TASK TO COMPLETE:
State how many lines of the entries include the string "comodidad", please, leaving out everything but the number.

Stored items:
__________________________________________________
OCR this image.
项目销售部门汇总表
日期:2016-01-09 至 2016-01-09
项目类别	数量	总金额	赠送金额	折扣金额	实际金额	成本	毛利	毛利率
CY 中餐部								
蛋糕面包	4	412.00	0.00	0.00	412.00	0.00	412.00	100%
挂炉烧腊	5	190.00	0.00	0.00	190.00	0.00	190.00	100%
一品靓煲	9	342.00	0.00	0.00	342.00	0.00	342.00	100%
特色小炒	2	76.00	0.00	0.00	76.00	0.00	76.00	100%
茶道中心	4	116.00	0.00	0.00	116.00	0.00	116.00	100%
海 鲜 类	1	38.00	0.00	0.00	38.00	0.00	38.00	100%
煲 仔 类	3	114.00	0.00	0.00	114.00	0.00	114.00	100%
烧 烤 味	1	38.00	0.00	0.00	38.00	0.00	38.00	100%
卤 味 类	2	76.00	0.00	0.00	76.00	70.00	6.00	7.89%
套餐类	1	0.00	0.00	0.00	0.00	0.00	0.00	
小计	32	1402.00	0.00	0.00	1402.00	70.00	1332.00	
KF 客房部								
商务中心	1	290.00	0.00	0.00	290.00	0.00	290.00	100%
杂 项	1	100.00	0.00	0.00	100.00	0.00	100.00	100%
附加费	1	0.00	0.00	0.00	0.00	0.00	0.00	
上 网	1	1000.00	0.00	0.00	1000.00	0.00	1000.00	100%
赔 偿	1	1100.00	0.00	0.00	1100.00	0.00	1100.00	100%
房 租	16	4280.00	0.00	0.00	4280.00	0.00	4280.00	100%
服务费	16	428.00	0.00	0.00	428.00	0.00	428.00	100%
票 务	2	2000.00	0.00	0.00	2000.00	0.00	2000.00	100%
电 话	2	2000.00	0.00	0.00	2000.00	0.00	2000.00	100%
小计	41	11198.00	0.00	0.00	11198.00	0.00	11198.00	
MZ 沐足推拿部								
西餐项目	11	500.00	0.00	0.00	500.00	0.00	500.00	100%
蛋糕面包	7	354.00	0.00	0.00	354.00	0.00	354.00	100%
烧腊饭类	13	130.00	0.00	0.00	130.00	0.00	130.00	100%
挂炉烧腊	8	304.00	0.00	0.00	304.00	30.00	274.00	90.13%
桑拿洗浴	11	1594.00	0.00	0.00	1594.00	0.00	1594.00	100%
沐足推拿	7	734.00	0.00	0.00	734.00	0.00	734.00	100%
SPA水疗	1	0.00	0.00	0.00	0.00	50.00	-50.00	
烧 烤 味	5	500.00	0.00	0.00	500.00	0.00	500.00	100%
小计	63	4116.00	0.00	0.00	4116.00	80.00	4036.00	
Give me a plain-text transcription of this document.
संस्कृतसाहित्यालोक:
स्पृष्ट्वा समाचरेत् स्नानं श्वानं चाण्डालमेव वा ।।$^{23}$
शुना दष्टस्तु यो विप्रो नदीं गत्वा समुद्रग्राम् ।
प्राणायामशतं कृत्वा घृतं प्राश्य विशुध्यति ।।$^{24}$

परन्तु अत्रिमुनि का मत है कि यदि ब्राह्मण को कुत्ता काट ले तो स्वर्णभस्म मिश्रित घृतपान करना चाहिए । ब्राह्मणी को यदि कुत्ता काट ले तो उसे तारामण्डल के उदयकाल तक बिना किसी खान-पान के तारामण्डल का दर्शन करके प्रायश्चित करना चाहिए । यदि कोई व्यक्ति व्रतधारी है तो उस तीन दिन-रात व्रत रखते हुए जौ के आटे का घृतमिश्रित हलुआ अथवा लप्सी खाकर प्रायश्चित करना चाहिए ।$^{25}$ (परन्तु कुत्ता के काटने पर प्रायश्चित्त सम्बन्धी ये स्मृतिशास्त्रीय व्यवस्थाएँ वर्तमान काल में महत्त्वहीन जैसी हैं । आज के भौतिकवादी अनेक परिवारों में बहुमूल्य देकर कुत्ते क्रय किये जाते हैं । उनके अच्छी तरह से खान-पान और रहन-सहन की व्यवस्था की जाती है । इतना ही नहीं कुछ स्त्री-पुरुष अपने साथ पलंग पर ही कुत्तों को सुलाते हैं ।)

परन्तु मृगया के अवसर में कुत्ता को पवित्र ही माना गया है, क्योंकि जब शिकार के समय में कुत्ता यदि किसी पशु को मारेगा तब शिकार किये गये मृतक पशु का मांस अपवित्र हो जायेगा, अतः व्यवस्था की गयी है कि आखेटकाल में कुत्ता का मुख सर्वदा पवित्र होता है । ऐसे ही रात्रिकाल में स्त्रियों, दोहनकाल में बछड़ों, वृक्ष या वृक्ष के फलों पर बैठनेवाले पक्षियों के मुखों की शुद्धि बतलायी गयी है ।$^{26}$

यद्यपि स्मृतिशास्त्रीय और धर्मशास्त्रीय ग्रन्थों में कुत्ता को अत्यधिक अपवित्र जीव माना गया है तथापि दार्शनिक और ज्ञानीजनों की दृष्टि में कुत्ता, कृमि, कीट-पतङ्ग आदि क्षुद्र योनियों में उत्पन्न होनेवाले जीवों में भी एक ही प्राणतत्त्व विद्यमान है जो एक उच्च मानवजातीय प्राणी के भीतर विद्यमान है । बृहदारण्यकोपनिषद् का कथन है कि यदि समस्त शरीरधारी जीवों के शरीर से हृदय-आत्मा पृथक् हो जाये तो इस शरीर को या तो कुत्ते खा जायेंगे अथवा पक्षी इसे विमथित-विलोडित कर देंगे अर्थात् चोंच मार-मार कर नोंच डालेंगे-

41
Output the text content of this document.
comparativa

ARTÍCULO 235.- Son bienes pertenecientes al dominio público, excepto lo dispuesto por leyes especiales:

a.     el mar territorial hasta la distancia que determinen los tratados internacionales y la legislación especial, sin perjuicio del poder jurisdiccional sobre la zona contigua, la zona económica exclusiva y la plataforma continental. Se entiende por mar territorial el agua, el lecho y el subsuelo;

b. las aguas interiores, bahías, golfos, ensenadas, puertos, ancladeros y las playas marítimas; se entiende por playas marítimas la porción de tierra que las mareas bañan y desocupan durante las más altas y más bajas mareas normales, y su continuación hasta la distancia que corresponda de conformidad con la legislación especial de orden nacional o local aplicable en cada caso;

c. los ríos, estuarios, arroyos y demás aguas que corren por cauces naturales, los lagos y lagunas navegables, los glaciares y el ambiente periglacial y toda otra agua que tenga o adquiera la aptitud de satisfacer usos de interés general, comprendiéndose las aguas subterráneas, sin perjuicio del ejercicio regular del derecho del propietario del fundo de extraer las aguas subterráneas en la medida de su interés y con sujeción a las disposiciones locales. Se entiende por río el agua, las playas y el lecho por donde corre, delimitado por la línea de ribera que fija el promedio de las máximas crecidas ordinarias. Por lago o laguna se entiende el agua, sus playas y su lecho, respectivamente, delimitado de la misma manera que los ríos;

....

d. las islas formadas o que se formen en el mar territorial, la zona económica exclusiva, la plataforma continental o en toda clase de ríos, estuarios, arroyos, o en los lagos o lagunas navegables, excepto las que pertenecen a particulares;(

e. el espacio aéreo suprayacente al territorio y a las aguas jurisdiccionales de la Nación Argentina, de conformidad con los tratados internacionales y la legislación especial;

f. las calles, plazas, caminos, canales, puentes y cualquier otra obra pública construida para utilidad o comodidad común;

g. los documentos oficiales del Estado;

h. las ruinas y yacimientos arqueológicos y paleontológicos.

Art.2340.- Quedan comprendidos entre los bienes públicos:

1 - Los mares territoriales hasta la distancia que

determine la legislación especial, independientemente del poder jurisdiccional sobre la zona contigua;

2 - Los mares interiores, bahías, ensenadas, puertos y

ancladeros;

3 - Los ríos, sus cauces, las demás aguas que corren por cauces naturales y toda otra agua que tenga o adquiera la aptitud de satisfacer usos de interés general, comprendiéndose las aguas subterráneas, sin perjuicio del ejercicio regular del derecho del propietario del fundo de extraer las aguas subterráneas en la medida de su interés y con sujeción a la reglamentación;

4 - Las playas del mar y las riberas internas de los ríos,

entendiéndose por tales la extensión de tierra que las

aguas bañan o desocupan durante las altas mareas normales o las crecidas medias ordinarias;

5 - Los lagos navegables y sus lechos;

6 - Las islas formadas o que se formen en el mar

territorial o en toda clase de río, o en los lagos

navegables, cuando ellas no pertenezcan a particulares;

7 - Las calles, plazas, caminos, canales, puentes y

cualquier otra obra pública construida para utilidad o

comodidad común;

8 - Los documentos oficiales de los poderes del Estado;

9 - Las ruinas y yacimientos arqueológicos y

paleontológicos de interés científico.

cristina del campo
__________________________________________________
SOLUTION FOR THIS TASK:
2